• Challenge
Filter the data below for the string "abierta" and copy each matching line.

• Extracted data
++++++++++

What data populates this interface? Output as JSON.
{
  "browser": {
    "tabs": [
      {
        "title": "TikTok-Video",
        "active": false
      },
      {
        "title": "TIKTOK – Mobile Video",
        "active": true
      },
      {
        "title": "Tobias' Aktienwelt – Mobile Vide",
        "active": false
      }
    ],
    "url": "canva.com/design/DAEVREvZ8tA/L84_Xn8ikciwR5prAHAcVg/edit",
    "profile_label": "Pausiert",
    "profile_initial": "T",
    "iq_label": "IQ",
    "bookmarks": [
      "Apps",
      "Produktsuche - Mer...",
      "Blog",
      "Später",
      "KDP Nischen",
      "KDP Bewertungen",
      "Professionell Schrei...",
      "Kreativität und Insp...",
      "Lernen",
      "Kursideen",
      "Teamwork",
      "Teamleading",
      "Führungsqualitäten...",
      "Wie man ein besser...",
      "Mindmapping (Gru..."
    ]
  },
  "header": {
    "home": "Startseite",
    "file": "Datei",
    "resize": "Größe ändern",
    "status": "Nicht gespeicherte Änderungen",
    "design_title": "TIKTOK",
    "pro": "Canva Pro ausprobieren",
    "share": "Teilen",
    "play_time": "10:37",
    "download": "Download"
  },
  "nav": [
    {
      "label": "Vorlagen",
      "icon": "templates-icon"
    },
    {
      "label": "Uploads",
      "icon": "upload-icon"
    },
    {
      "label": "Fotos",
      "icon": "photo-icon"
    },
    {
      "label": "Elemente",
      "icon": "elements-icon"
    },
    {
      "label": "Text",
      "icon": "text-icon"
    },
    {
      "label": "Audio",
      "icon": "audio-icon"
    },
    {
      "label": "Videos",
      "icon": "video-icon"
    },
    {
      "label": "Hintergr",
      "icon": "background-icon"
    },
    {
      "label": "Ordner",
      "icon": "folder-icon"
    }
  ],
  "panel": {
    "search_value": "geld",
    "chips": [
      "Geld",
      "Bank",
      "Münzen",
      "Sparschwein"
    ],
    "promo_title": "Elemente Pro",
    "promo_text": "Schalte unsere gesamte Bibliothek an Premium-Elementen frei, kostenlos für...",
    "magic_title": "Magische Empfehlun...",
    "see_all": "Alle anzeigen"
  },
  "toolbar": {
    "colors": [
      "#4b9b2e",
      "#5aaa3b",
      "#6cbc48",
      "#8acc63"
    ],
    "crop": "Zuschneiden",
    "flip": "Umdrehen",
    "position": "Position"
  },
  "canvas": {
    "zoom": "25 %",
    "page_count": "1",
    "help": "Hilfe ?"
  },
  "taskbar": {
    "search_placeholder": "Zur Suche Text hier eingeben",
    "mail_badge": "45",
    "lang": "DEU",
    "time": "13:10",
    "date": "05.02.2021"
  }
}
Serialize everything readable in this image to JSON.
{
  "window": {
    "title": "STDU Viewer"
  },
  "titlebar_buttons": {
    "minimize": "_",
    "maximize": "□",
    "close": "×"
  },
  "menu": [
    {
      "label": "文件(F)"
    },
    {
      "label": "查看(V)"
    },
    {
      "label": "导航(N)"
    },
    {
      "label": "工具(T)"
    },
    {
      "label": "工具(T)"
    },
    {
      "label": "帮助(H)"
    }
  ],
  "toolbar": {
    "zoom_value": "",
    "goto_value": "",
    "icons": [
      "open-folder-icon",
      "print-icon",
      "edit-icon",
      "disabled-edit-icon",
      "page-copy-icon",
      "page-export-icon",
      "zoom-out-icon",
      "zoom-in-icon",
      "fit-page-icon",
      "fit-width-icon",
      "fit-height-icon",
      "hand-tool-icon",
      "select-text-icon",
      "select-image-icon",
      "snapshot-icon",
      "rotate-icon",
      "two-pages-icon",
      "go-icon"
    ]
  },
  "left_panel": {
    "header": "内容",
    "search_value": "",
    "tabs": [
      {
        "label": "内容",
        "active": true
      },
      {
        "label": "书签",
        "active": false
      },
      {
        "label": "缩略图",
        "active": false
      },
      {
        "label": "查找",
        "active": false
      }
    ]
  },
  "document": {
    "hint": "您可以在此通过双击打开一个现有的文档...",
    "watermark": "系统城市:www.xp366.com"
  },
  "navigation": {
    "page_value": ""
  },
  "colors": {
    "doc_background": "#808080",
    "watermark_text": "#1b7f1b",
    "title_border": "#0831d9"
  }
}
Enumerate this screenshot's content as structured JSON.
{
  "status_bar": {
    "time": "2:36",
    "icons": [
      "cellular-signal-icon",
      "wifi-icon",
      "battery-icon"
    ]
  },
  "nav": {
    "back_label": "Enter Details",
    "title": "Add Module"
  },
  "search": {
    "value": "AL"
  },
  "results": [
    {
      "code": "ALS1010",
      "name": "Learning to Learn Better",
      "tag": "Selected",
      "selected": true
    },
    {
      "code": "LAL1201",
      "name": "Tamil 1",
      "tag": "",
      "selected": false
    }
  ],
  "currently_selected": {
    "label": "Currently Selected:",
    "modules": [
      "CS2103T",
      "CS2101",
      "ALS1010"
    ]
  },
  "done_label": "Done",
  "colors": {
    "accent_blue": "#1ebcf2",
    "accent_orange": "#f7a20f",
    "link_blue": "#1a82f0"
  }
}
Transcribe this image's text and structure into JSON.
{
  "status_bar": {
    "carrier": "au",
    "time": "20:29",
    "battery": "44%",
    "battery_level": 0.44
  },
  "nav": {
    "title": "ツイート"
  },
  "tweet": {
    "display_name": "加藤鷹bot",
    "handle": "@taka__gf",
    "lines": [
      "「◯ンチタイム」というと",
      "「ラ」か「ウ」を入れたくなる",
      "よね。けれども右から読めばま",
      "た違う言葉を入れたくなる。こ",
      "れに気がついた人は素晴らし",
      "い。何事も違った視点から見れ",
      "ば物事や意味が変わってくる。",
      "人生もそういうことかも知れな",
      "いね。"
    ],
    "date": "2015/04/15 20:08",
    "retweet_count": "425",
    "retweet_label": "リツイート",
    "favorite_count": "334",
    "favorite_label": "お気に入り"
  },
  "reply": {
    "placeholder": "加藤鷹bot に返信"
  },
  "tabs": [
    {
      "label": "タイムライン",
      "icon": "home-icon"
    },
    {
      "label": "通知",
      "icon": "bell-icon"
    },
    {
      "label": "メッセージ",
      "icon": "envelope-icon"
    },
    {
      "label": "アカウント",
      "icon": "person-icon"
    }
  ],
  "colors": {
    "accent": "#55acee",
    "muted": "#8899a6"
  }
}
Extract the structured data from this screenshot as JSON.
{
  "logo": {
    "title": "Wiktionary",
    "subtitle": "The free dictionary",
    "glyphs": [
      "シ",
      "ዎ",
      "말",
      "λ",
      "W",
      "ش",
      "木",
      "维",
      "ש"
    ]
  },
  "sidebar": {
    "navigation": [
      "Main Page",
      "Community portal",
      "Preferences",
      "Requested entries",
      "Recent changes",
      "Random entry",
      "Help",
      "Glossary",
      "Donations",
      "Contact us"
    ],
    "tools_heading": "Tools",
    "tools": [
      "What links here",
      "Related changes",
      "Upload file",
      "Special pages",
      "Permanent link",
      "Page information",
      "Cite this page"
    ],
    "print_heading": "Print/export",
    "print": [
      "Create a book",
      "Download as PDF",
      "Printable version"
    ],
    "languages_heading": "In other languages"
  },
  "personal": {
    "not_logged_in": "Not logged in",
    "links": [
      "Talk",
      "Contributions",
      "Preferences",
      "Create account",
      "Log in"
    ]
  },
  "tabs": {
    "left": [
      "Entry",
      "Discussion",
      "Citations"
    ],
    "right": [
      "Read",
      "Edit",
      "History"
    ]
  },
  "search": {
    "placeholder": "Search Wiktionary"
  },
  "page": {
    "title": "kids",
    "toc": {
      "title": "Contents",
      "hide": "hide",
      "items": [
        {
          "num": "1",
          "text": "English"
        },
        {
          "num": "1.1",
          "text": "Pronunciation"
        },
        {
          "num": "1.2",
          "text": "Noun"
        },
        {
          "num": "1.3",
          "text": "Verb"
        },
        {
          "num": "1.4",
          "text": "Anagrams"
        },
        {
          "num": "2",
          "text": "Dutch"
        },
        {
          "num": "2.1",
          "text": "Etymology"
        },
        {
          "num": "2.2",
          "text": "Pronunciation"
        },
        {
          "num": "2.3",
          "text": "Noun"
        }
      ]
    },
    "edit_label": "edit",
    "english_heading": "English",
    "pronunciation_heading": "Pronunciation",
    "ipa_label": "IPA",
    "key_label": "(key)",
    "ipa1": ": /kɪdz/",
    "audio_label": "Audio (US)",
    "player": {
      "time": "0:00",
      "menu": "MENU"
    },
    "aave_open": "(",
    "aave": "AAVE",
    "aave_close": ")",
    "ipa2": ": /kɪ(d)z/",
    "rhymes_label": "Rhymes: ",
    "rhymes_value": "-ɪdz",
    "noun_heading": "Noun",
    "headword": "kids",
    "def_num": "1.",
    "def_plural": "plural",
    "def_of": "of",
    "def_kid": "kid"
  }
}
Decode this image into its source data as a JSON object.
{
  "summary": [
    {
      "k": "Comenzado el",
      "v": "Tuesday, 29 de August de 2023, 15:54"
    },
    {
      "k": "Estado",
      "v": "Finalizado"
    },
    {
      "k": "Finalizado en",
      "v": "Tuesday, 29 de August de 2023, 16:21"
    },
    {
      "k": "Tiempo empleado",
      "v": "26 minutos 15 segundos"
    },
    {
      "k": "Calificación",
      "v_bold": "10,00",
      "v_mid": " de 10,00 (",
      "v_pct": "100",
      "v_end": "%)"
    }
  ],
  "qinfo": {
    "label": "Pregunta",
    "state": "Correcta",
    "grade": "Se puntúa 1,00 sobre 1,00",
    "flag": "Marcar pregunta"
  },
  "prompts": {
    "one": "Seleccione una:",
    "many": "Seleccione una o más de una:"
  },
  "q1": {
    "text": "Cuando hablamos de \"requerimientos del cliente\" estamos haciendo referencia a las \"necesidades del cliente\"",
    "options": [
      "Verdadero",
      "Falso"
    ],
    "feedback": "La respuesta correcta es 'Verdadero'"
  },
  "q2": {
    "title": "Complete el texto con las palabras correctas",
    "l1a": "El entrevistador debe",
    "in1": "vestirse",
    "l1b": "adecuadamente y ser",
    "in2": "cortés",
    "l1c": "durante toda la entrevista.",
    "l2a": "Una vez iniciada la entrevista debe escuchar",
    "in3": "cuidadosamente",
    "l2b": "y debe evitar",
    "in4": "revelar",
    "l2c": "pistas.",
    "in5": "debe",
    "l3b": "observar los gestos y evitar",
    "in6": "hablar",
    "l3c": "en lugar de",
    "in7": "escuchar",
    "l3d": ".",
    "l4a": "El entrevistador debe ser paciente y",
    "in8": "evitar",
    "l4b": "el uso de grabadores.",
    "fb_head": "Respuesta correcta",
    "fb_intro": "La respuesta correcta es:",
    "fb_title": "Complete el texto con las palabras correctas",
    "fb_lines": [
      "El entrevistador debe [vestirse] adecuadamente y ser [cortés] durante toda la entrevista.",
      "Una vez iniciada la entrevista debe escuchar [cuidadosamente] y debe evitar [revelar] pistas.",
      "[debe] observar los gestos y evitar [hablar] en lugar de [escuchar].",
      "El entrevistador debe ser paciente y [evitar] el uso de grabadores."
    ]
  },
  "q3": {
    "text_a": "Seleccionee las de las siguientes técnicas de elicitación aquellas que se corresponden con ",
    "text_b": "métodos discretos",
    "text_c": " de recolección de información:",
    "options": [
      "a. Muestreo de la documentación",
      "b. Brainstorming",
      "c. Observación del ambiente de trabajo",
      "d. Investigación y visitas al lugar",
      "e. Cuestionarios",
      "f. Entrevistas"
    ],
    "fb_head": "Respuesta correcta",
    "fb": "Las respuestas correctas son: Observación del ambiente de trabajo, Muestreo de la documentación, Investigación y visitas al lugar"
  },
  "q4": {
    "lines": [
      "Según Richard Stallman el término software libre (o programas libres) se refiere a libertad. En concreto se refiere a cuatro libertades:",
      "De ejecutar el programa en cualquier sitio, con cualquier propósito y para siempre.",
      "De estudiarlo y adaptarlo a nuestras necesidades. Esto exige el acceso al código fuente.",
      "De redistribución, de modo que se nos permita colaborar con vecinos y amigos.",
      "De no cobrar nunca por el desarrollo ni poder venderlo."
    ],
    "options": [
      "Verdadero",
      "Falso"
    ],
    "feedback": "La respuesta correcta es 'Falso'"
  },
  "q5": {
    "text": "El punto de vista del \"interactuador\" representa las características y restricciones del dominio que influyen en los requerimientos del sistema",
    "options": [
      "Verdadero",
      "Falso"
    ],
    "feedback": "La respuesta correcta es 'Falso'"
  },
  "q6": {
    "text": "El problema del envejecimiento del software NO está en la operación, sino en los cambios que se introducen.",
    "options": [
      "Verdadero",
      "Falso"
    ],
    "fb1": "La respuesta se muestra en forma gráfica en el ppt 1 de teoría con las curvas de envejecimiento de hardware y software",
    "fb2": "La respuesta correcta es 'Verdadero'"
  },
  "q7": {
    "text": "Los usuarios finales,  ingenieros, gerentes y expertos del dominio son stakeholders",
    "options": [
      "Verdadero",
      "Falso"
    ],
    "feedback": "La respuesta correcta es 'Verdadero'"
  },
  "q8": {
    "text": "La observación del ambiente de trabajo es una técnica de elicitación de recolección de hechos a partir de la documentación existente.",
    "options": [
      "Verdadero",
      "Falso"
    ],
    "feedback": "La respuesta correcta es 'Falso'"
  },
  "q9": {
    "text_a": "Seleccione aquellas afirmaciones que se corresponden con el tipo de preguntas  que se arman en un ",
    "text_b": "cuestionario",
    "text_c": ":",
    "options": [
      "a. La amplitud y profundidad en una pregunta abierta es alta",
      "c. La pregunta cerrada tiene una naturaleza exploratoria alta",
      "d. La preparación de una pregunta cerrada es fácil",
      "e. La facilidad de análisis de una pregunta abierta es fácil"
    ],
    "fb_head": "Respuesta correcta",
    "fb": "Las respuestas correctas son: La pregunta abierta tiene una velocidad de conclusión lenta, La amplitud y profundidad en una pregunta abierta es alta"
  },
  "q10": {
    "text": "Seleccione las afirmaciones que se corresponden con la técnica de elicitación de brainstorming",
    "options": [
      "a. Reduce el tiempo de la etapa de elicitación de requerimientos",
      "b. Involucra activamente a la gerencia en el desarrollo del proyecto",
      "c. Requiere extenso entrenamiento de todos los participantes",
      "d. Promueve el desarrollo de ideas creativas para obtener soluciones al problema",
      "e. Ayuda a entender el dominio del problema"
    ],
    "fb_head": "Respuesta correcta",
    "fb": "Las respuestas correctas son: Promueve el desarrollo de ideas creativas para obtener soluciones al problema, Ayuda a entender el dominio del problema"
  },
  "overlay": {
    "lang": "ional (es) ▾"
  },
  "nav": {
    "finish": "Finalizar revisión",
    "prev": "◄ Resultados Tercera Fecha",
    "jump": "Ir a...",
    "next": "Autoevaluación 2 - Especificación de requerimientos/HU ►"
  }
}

++++++++++

• Output of the exercise
      "a. La amplitud y profundidad en una pregunta abierta es alta",
      "e. La facilidad de análisis de una pregunta abierta es fácil"
    "fb": "Las respuestas correctas son: La pregunta abierta tiene una velocidad de conclusión lenta, La amplitud y profundidad en una pregunta abierta es alta"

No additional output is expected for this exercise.